_ITEMS_.

________________________________________

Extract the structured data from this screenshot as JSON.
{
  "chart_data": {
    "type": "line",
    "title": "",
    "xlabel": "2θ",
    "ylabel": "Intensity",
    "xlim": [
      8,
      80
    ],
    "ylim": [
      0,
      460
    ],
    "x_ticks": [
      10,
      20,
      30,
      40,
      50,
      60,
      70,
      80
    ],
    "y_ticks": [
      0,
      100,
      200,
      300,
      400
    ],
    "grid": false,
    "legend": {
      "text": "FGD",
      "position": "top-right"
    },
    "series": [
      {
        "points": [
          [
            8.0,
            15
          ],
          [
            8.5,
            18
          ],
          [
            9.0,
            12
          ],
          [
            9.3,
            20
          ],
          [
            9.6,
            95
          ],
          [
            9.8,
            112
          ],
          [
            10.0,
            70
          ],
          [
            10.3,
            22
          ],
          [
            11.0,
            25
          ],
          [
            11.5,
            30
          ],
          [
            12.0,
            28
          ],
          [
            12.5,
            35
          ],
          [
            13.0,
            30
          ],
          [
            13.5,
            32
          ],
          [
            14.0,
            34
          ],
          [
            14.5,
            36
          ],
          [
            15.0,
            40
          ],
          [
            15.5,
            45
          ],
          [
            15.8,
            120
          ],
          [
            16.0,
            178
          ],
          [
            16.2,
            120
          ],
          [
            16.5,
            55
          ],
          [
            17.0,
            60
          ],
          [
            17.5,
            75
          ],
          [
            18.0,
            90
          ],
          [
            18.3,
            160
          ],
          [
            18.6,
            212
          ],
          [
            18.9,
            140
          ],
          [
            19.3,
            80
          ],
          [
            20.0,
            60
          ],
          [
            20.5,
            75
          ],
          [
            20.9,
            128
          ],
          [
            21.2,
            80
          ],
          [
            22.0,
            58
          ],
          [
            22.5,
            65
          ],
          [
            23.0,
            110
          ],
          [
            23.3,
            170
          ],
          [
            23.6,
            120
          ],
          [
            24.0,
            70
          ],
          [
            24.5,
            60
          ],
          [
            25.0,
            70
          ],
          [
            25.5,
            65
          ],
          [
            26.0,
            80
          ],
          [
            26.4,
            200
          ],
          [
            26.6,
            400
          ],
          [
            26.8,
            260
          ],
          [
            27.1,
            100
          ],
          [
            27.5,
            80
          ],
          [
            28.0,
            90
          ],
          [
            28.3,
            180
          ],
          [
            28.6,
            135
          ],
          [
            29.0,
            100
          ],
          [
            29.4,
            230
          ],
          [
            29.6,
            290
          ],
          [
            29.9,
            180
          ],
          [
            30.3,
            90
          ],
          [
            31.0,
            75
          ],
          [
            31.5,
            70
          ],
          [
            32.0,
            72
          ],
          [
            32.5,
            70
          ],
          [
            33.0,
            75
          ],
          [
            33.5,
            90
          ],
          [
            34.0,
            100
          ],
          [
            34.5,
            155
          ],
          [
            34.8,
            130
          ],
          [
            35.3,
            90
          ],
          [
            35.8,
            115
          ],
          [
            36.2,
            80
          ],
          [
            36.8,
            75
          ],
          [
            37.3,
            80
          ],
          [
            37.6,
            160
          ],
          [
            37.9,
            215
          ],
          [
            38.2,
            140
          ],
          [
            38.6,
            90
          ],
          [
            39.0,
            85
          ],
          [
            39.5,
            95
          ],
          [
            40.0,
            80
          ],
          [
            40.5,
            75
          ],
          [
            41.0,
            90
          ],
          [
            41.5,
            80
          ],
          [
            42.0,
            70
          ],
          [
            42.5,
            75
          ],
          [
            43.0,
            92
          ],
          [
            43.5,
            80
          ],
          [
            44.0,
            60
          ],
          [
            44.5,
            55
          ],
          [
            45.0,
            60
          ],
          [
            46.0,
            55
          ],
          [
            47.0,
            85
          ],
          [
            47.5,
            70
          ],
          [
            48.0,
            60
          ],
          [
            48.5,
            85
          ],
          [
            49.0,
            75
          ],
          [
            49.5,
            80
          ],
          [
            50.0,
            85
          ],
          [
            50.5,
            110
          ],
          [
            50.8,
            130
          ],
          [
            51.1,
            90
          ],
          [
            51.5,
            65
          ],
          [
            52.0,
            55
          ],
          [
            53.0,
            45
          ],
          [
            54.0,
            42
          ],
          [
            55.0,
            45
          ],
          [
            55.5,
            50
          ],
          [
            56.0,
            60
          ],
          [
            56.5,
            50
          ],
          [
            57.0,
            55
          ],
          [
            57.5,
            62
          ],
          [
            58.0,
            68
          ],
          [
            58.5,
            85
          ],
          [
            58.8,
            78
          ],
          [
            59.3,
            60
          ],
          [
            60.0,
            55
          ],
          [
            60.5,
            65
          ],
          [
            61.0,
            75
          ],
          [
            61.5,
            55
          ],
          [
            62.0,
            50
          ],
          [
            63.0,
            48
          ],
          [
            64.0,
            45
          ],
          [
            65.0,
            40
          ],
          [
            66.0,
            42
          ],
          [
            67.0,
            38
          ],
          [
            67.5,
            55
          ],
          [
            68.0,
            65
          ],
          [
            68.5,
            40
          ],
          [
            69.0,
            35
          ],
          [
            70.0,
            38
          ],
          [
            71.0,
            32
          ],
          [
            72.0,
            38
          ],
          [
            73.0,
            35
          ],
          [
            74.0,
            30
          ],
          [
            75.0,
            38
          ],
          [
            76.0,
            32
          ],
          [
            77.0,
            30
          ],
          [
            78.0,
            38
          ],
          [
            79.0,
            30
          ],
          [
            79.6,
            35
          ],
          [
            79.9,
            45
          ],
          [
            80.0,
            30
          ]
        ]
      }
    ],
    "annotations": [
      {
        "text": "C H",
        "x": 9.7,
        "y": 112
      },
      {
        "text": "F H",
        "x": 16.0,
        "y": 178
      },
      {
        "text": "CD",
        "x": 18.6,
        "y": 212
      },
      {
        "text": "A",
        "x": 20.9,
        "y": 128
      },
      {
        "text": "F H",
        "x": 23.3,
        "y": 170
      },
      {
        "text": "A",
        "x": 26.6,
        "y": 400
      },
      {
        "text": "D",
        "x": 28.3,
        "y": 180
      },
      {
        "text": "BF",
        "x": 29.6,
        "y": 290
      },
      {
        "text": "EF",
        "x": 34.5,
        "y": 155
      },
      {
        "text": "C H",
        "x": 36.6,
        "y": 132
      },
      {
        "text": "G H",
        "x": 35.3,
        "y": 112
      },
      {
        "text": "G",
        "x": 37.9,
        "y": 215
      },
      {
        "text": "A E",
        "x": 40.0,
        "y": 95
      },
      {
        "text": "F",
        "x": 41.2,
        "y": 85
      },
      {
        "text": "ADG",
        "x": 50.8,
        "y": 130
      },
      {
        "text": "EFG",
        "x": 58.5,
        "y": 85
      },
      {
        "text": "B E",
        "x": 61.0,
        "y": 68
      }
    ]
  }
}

________________________________________

_DIRECTIVE_. Print the material above once more, exactly.

_ANSWER FOR THE TASK_.
Extract the structured data from this screenshot as JSON.
{
  "chart_data": {
    "type": "line",
    "title": "",
    "xlabel": "2θ",
    "ylabel": "Intensity",
    "xlim": [
      8,
      80
    ],
    "ylim": [
      0,
      460
    ],
    "x_ticks": [
      10,
      20,
      30,
      40,
      50,
      60,
      70,
      80
    ],
    "y_ticks": [
      0,
      100,
      200,
      300,
      400
    ],
    "grid": false,
    "legend": {
      "text": "FGD",
      "position": "top-right"
    },
    "series": [
      {
        "points": [
          [
            8.0,
            15
          ],
          [
            8.5,
            18
          ],
          [
            9.0,
            12
          ],
          [
            9.3,
            20
          ],
          [
            9.6,
            95
          ],
          [
            9.8,
            112
          ],
          [
            10.0,
            70
          ],
          [
            10.3,
            22
          ],
          [
            11.0,
            25
          ],
          [
            11.5,
            30
          ],
          [
            12.0,
            28
          ],
          [
            12.5,
            35
          ],
          [
            13.0,
            30
          ],
          [
            13.5,
            32
          ],
          [
            14.0,
            34
          ],
          [
            14.5,
            36
          ],
          [
            15.0,
            40
          ],
          [
            15.5,
            45
          ],
          [
            15.8,
            120
          ],
          [
            16.0,
            178
          ],
          [
            16.2,
            120
          ],
          [
            16.5,
            55
          ],
          [
            17.0,
            60
          ],
          [
            17.5,
            75
          ],
          [
            18.0,
            90
          ],
          [
            18.3,
            160
          ],
          [
            18.6,
            212
          ],
          [
            18.9,
            140
          ],
          [
            19.3,
            80
          ],
          [
            20.0,
            60
          ],
          [
            20.5,
            75
          ],
          [
            20.9,
            128
          ],
          [
            21.2,
            80
          ],
          [
            22.0,
            58
          ],
          [
            22.5,
            65
          ],
          [
            23.0,
            110
          ],
          [
            23.3,
            170
          ],
          [
            23.6,
            120
          ],
          [
            24.0,
            70
          ],
          [
            24.5,
            60
          ],
          [
            25.0,
            70
          ],
          [
            25.5,
            65
          ],
          [
            26.0,
            80
          ],
          [
            26.4,
            200
          ],
          [
            26.6,
            400
          ],
          [
            26.8,
            260
          ],
          [
            27.1,
            100
          ],
          [
            27.5,
            80
          ],
          [
            28.0,
            90
          ],
          [
            28.3,
            180
          ],
          [
            28.6,
            135
          ],
          [
            29.0,
            100
          ],
          [
            29.4,
            230
          ],
          [
            29.6,
            290
          ],
          [
            29.9,
            180
          ],
          [
            30.3,
            90
          ],
          [
            31.0,
            75
          ],
          [
            31.5,
            70
          ],
          [
            32.0,
            72
          ],
          [
            32.5,
            70
          ],
          [
            33.0,
            75
          ],
          [
            33.5,
            90
          ],
          [
            34.0,
            100
          ],
          [
            34.5,
            155
          ],
          [
            34.8,
            130
          ],
          [
            35.3,
            90
          ],
          [
            35.8,
            115
          ],
          [
            36.2,
            80
          ],
          [
            36.8,
            75
          ],
          [
            37.3,
            80
          ],
          [
            37.6,
            160
          ],
          [
            37.9,
            215
          ],
          [
            38.2,
            140
          ],
          [
            38.6,
            90
          ],
          [
            39.0,
            85
          ],
          [
            39.5,
            95
          ],
          [
            40.0,
            80
          ],
          [
            40.5,
            75
          ],
          [
            41.0,
            90
          ],
          [
            41.5,
            80
          ],
          [
            42.0,
            70
          ],
          [
            42.5,
            75
          ],
          [
            43.0,
            92
          ],
          [
            43.5,
            80
          ],
          [
            44.0,
            60
          ],
          [
            44.5,
            55
          ],
          [
            45.0,
            60
          ],
          [
            46.0,
            55
          ],
          [
            47.0,
            85
          ],
          [
            47.5,
            70
          ],
          [
            48.0,
            60
          ],
          [
            48.5,
            85
          ],
          [
            49.0,
            75
          ],
          [
            49.5,
            80
          ],
          [
            50.0,
            85
          ],
          [
            50.5,
            110
          ],
          [
            50.8,
            130
          ],
          [
            51.1,
            90
          ],
          [
            51.5,
            65
          ],
          [
            52.0,
            55
          ],
          [
            53.0,
            45
          ],
          [
            54.0,
            42
          ],
          [
            55.0,
            45
          ],
          [
            55.5,
            50
          ],
          [
            56.0,
            60
          ],
          [
            56.5,
            50
          ],
          [
            57.0,
            55
          ],
          [
            57.5,
            62
          ],
          [
            58.0,
            68
          ],
          [
            58.5,
            85
          ],
          [
            58.8,
            78
          ],
          [
            59.3,
            60
          ],
          [
            60.0,
            55
          ],
          [
            60.5,
            65
          ],
          [
            61.0,
            75
          ],
          [
            61.5,
            55
          ],
          [
            62.0,
            50
          ],
          [
            63.0,
            48
          ],
          [
            64.0,
            45
          ],
          [
            65.0,
            40
          ],
          [
            66.0,
            42
          ],
          [
            67.0,
            38
          ],
          [
            67.5,
            55
          ],
          [
            68.0,
            65
          ],
          [
            68.5,
            40
          ],
          [
            69.0,
            35
          ],
          [
            70.0,
            38
          ],
          [
            71.0,
            32
          ],
          [
            72.0,
            38
          ],
          [
            73.0,
            35
          ],
          [
            74.0,
            30
          ],
          [
            75.0,
            38
          ],
          [
            76.0,
            32
          ],
          [
            77.0,
            30
          ],
          [
            78.0,
            38
          ],
          [
            79.0,
            30
          ],
          [
            79.6,
            35
          ],
          [
            79.9,
            45
          ],
          [
            80.0,
            30
          ]
        ]
      }
    ],
    "annotations": [
      {
        "text": "C H",
        "x": 9.7,
        "y": 112
      },
      {
        "text": "F H",
        "x": 16.0,
        "y": 178
      },
      {
        "text": "CD",
        "x": 18.6,
        "y": 212
      },
      {
        "text": "A",
        "x": 20.9,
        "y": 128
      },
      {
        "text": "F H",
        "x": 23.3,
        "y": 170
      },
      {
        "text": "A",
        "x": 26.6,
        "y": 400
      },
      {
        "text": "D",
        "x": 28.3,
        "y": 180
      },
      {
        "text": "BF",
        "x": 29.6,
        "y": 290
      },
      {
        "text": "EF",
        "x": 34.5,
        "y": 155
      },
      {
        "text": "C H",
        "x": 36.6,
        "y": 132
      },
      {
        "text": "G H",
        "x": 35.3,
        "y": 112
      },
      {
        "text": "G",
        "x": 37.9,
        "y": 215
      },
      {
        "text": "A E",
        "x": 40.0,
        "y": 95
      },
      {
        "text": "F",
        "x": 41.2,
        "y": 85
      },
      {
        "text": "ADG",
        "x": 50.8,
        "y": 130
      },
      {
        "text": "EFG",
        "x": 58.5,
        "y": 85
      },
      {
        "text": "B E",
        "x": 61.0,
        "y": 68
      }
    ]
  }
}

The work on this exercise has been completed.